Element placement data
┌──

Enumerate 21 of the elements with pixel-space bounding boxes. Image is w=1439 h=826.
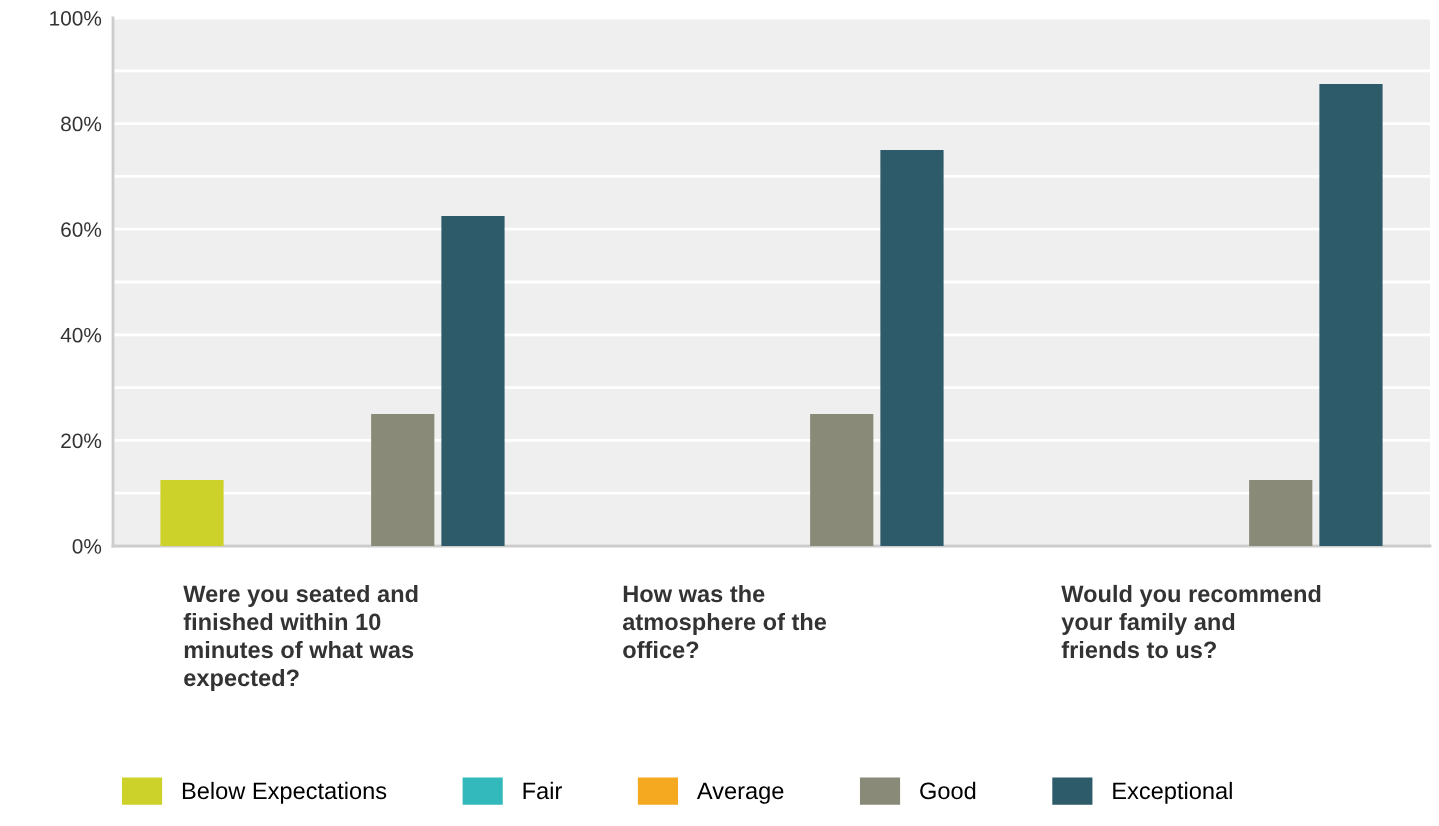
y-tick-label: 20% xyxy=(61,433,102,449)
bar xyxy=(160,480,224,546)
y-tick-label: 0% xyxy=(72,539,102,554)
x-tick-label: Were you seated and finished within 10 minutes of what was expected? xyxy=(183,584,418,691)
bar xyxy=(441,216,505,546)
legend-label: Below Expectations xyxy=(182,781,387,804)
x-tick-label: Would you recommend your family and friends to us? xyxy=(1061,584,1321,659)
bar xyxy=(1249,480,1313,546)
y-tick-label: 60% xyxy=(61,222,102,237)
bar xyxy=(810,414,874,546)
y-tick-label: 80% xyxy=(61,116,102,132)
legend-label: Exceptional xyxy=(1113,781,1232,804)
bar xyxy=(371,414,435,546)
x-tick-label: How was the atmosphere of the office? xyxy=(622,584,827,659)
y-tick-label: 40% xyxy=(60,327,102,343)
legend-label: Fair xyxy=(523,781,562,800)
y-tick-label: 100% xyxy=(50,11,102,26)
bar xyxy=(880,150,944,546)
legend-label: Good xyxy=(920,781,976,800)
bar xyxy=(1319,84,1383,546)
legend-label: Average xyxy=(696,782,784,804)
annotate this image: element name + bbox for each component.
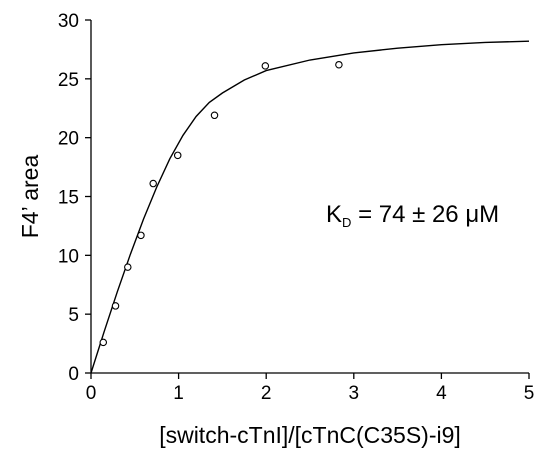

└──
┌──

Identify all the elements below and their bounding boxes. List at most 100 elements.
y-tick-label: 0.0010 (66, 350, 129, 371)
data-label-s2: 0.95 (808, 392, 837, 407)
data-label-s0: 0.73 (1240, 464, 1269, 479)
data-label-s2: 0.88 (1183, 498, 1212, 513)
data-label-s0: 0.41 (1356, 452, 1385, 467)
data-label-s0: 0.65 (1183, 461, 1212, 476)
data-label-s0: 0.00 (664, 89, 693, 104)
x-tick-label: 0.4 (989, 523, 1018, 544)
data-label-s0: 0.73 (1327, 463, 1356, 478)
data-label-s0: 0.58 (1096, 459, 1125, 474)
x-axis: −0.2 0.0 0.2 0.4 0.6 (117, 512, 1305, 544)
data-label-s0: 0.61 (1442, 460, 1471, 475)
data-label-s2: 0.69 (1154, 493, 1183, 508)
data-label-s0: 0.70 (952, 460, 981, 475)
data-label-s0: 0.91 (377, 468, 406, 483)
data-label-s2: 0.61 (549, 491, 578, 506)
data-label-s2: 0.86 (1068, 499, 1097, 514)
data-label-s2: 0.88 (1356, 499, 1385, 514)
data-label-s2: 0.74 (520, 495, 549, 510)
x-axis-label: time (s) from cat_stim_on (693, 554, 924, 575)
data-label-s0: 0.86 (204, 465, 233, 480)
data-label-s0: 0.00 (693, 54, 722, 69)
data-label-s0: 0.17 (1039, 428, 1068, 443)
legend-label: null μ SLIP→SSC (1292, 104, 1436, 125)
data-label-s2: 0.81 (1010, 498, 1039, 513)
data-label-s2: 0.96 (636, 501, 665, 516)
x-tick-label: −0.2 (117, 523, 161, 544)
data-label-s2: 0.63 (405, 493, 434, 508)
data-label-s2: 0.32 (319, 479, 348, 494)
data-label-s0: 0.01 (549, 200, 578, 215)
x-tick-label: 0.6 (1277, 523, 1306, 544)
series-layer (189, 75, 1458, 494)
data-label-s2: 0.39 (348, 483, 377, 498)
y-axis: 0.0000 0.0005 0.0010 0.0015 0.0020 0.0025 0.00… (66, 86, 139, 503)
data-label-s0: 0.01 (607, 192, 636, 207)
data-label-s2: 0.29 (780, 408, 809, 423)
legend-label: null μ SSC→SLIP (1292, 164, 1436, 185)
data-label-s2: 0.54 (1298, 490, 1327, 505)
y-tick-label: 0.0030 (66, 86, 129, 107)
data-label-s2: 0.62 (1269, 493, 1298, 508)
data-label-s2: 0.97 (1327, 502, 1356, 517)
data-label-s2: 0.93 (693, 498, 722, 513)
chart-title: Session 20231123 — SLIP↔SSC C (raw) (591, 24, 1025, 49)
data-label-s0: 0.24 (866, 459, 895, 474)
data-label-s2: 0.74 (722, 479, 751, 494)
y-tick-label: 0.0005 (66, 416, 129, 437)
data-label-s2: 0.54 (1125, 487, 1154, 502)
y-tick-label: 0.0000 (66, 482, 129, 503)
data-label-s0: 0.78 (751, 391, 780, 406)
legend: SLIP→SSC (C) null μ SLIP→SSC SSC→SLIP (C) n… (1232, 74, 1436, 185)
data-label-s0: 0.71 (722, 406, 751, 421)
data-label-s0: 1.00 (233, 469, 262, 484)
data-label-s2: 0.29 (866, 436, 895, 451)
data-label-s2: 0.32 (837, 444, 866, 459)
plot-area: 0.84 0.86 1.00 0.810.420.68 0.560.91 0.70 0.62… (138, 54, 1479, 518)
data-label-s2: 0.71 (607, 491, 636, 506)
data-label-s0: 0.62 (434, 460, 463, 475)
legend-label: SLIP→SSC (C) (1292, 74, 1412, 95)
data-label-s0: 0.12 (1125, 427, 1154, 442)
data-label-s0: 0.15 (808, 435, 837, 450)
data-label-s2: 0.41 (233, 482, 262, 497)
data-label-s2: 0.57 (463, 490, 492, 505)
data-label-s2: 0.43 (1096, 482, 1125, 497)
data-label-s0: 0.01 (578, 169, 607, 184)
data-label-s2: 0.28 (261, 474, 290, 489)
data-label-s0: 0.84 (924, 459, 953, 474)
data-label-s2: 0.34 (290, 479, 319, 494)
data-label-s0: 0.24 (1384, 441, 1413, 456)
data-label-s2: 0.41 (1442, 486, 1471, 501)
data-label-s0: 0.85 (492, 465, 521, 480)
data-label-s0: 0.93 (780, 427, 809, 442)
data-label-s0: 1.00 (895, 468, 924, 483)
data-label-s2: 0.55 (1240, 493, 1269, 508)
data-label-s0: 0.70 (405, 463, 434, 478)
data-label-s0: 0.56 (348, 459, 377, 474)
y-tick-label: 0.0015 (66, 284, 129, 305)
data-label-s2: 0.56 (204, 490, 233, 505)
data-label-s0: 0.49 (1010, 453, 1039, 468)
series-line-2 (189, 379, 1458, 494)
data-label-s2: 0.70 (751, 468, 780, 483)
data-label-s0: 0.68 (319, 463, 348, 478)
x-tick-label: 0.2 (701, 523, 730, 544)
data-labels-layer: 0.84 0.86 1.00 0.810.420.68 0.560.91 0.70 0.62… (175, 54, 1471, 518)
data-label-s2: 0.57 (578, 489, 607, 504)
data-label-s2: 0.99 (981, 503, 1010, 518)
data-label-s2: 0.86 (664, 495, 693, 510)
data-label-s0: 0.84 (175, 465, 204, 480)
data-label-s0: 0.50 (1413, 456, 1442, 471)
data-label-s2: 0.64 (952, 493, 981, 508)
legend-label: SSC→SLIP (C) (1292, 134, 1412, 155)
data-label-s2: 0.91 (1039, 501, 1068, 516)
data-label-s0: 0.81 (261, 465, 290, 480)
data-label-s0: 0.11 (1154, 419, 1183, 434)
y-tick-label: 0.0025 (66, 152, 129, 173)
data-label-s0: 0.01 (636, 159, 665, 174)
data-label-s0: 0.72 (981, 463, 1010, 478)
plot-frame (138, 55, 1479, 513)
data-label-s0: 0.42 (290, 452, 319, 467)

└──

Your task:
Copy the data verbatim, starting at the line that contains "Enumerate 21 of" and continuing down through the line that contains "annotate this image: element", with both of those lines included. Omit the pictures from your answer.

Result of this task:
Enumerate 21 of the elements with pixel-space bounding boxes. Image is w=1439 h=826.
y-tick-label: 20% xyxy=(61,433,102,449)
bar xyxy=(160,480,224,546)
y-tick-label: 0% xyxy=(72,539,102,554)
x-tick-label: Were you seated and finished within 10 minutes of what was expected? xyxy=(183,584,418,691)
bar xyxy=(441,216,505,546)
legend-label: Below Expectations xyxy=(182,781,387,804)
x-tick-label: Would you recommend your family and friends to us? xyxy=(1061,584,1321,659)
bar xyxy=(1249,480,1313,546)
y-tick-label: 60% xyxy=(61,222,102,237)
bar xyxy=(810,414,874,546)
y-tick-label: 80% xyxy=(61,116,102,132)
legend-label: Exceptional xyxy=(1113,781,1232,804)
bar xyxy=(371,414,435,546)
x-tick-label: How was the atmosphere of the office? xyxy=(622,584,827,659)
y-tick-label: 40% xyxy=(60,327,102,343)
legend-label: Fair xyxy=(523,781,562,800)
y-tick-label: 100% xyxy=(50,11,102,26)
bar xyxy=(880,150,944,546)
legend-label: Good xyxy=(920,781,976,800)
bar xyxy=(1319,84,1383,546)
legend-label: Average xyxy=(696,782,784,804)
annotate this image: element name + bbox for each component.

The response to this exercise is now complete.